Track down each line that has the word "viene" and copy it.

★ ★ ★ ★ ★ ★ ★

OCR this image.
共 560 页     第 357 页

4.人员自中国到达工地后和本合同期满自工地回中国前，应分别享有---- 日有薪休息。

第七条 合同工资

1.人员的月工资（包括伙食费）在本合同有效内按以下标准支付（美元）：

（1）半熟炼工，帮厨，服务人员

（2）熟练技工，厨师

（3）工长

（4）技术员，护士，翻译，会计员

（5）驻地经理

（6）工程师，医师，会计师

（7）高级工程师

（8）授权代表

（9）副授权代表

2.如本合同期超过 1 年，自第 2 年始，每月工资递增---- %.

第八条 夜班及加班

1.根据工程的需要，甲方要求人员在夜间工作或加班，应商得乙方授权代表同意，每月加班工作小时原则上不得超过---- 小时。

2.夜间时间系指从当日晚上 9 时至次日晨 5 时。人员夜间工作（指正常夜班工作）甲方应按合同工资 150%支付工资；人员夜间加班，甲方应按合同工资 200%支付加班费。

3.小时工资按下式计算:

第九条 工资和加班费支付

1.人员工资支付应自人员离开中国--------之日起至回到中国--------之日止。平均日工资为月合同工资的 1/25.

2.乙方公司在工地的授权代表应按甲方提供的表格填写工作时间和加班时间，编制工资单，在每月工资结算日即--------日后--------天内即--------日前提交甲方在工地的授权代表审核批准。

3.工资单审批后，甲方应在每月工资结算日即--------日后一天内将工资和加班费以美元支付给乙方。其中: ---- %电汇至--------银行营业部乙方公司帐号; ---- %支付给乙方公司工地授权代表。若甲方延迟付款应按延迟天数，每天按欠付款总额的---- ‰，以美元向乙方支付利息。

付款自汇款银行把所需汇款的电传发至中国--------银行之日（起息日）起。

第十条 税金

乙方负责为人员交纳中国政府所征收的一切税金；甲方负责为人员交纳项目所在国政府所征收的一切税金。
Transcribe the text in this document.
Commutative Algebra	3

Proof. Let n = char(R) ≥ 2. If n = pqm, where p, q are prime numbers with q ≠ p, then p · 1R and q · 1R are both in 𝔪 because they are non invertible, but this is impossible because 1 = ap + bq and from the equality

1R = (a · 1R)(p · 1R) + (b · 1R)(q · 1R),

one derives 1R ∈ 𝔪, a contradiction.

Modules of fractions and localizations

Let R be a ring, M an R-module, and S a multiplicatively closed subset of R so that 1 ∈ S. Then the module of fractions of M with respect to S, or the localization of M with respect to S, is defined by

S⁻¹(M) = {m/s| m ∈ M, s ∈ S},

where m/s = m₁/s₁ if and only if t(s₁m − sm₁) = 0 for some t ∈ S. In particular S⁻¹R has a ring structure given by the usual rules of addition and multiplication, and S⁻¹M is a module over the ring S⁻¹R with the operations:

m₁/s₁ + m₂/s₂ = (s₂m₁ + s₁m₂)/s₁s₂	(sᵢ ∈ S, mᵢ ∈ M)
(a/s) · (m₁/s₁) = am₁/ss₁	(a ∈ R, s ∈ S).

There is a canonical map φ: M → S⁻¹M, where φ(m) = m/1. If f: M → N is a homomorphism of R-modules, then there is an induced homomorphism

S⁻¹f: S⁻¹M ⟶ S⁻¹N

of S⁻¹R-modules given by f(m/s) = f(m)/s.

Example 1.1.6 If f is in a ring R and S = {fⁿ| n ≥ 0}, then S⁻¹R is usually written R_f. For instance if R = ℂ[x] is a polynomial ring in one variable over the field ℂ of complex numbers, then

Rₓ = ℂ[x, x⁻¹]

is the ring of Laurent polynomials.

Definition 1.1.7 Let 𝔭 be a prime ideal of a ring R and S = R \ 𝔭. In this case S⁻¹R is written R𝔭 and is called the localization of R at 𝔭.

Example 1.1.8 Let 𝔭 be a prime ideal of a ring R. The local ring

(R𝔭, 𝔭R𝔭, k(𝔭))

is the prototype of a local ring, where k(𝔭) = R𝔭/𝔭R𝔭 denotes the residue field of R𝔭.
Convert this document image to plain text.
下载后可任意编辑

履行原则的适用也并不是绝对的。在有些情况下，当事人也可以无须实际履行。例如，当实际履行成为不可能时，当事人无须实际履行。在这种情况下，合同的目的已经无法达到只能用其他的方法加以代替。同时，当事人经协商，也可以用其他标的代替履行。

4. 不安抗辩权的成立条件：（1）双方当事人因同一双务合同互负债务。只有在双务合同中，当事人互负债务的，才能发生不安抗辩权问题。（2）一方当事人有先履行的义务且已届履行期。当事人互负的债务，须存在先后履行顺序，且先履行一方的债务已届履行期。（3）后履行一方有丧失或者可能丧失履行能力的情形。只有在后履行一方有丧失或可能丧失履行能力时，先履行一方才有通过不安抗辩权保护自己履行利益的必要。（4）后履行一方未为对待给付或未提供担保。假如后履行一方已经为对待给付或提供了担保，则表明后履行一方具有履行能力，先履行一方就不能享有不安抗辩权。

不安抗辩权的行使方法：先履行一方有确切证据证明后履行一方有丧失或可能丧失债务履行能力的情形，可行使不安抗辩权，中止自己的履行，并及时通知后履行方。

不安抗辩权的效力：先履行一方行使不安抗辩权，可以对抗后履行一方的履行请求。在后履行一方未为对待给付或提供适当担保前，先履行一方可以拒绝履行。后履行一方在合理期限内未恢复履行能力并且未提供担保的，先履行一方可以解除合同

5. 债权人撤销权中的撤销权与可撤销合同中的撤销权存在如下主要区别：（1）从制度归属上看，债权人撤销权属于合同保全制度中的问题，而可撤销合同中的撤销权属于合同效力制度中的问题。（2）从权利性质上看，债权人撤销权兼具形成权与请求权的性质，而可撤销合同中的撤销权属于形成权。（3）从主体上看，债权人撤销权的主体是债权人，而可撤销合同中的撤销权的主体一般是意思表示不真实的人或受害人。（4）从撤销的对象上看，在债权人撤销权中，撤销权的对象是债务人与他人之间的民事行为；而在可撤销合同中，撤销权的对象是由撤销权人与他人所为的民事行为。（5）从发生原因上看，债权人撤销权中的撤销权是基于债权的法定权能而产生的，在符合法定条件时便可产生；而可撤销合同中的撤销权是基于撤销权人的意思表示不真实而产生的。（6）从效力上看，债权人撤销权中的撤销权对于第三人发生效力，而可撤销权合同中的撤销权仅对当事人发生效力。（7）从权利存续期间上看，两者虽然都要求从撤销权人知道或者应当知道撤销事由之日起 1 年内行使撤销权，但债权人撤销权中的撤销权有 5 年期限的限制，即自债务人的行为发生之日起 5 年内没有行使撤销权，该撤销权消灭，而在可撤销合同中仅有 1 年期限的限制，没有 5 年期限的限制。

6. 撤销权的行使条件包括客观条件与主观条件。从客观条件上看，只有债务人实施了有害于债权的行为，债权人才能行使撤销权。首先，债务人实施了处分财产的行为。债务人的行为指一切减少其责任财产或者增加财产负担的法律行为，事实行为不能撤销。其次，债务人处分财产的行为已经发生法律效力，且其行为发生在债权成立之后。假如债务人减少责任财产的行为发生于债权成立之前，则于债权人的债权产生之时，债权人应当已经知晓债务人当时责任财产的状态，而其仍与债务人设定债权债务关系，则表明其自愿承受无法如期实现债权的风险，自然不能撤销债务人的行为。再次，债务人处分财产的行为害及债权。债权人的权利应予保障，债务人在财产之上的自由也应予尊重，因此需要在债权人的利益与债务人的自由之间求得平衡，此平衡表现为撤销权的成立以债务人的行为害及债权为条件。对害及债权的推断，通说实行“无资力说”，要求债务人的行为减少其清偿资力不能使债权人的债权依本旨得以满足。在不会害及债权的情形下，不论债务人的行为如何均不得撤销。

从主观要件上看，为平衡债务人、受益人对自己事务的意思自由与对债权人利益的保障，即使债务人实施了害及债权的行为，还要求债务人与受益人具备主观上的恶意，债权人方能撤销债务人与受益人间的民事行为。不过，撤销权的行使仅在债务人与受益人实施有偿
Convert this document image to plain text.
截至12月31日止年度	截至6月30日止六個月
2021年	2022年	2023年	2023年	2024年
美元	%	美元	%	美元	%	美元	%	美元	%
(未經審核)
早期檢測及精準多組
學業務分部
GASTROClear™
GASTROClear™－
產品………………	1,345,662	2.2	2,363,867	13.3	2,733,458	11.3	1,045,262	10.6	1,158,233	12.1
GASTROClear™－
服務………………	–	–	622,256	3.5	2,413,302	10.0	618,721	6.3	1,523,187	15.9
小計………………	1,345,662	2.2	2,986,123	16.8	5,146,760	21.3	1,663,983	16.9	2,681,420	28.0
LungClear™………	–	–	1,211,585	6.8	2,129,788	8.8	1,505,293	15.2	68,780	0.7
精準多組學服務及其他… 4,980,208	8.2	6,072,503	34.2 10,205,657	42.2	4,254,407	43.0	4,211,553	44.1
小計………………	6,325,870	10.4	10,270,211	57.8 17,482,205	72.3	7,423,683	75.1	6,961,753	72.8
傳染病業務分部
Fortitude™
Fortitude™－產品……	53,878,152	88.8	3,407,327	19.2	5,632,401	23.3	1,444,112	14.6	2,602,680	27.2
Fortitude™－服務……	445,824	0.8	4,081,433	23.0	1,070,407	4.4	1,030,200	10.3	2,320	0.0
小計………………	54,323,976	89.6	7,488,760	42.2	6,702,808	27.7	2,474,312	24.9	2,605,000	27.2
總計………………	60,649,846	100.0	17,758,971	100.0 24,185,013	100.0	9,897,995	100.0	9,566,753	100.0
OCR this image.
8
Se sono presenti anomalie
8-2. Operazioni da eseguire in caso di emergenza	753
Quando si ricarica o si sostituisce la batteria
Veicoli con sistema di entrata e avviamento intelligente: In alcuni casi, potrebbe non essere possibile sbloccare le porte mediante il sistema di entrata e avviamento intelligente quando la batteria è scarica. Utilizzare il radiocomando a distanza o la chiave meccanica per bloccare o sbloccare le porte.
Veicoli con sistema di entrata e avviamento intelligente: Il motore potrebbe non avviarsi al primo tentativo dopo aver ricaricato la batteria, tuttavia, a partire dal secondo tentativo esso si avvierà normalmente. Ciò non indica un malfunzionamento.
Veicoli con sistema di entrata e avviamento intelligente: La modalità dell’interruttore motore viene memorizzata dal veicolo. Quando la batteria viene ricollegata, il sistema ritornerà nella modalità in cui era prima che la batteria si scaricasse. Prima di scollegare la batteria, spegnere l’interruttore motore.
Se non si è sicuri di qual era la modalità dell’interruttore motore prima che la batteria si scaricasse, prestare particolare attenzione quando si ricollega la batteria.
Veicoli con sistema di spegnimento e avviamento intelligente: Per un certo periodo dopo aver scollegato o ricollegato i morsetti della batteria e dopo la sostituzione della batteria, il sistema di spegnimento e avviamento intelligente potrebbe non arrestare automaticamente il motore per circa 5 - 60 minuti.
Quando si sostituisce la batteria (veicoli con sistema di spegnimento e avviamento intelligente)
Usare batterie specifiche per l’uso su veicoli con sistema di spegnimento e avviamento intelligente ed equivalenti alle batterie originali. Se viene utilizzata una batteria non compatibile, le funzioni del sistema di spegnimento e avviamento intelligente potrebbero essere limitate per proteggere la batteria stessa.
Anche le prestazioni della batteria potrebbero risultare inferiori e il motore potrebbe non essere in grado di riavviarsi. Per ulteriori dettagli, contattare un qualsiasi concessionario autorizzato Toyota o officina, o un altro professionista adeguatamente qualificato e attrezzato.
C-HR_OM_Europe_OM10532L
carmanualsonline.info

★ ★ ★ ★ ★ ★ ★

* RESPONSE *
Veicoli con sistema di entrata e avviamento intelligente: La modalità dell’interruttore motore viene memorizzata dal veicolo. Quando la batteria viene ricollegata, il sistema ritornerà nella modalità in cui era prima che la batteria si scaricasse. Prima di scollegare la batteria, spegnere l’interruttore motore.
Usare batterie specifiche per l’uso su veicoli con sistema di spegnimento e avviamento intelligente ed equivalenti alle batterie originali. Se viene utilizzata una batteria non compatibile, le funzioni del sistema di spegnimento e avviamento intelligente potrebbero essere limitate per proteggere la batteria stessa.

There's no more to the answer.